Data entries
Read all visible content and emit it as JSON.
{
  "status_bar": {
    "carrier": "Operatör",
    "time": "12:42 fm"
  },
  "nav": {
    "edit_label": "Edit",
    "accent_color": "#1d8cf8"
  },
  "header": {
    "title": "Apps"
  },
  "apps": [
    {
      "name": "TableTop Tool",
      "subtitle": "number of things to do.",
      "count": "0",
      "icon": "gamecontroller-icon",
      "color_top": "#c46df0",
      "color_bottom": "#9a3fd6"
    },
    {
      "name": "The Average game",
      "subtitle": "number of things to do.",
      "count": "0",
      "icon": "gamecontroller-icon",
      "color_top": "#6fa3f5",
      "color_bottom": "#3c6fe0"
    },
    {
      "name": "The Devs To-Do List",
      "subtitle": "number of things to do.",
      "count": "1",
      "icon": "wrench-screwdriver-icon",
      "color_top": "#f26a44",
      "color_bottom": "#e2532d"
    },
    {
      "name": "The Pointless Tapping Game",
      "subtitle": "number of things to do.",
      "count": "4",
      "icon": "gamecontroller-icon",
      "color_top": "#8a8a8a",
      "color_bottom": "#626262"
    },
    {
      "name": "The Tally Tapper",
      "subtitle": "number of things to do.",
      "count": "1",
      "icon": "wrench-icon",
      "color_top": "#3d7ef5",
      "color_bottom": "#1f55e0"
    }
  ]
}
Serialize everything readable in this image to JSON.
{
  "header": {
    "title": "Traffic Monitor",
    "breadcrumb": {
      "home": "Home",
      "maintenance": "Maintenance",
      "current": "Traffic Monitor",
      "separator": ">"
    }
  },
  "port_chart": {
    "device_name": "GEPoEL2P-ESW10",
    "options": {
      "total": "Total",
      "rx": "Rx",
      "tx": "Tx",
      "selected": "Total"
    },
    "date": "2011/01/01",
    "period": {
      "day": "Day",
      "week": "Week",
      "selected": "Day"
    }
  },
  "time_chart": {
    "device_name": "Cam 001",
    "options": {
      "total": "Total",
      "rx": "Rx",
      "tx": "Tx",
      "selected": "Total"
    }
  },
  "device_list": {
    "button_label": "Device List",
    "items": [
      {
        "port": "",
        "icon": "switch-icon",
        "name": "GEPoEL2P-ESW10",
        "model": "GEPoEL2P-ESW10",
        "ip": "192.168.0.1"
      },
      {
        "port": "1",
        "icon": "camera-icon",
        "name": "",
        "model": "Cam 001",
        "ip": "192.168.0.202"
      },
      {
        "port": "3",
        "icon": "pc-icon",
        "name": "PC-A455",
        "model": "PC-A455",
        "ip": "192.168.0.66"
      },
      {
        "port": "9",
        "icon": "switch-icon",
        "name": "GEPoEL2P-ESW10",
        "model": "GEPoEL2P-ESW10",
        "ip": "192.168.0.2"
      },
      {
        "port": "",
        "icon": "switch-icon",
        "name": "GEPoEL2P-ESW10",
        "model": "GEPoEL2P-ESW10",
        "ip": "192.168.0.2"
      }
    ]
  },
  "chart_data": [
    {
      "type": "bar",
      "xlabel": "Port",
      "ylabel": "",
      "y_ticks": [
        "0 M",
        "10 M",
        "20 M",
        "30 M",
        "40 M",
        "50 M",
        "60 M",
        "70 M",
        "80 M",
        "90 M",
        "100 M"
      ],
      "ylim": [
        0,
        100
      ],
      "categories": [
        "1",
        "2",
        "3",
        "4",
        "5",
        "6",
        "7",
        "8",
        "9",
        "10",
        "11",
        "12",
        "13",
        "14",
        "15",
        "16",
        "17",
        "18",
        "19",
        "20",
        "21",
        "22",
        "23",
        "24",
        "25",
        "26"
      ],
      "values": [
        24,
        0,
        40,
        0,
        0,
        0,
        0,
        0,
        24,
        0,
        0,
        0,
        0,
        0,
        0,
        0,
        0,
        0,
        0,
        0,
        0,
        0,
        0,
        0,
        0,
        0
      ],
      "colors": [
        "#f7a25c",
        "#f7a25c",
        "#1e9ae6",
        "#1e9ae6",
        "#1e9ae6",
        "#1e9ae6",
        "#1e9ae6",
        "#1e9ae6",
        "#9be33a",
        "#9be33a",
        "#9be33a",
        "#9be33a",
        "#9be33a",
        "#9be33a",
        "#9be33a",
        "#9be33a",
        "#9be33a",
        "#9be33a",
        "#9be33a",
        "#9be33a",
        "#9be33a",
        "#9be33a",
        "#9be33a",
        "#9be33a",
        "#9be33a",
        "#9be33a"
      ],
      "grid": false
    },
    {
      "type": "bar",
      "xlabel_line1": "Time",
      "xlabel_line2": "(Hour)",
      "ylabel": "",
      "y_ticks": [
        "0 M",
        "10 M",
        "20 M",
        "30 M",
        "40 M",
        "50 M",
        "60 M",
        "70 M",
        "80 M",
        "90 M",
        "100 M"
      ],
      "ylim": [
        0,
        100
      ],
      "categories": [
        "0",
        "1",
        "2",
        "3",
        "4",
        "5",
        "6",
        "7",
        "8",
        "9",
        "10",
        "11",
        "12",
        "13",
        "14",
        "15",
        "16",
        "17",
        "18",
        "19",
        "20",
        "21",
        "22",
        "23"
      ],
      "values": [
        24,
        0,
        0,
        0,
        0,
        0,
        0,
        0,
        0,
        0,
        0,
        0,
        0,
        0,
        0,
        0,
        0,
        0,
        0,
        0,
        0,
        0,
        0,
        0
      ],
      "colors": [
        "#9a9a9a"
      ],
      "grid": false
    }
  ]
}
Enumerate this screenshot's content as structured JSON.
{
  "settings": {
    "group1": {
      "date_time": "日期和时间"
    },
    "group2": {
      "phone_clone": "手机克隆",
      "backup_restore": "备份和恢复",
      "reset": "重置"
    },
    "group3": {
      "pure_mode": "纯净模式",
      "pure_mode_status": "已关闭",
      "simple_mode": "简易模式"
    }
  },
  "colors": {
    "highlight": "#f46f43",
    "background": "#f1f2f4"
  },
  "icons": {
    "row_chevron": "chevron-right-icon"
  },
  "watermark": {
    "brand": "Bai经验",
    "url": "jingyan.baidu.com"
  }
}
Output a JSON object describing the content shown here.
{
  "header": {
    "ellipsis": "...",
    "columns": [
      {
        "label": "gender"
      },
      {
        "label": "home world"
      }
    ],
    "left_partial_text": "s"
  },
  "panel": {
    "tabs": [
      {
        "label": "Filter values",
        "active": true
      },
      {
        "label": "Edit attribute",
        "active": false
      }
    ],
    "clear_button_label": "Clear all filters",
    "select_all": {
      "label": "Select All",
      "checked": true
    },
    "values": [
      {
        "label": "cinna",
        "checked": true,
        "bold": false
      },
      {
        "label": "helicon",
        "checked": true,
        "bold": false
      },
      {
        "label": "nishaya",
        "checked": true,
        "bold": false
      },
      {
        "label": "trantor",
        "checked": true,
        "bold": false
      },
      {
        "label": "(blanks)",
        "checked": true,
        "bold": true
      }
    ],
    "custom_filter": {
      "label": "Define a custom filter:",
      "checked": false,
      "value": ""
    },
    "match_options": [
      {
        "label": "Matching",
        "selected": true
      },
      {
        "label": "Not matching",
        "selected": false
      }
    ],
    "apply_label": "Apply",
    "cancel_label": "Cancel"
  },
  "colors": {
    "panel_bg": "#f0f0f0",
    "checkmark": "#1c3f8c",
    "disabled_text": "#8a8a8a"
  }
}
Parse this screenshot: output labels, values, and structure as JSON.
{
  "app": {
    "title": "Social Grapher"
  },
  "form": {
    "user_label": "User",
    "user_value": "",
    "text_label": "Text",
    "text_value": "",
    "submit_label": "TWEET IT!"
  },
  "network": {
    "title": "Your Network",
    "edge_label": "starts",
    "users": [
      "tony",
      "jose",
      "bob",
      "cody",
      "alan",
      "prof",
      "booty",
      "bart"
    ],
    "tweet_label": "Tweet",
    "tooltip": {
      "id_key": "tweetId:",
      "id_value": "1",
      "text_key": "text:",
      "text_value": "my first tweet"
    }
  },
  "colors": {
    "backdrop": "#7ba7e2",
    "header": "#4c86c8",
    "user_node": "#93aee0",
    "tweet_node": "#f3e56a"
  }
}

→ **Stated goal**: Take every line containing the word "Traffic" and copy it.

→ **Answer below**:
    "title": "Traffic Monitor",
      "current": "Traffic Monitor",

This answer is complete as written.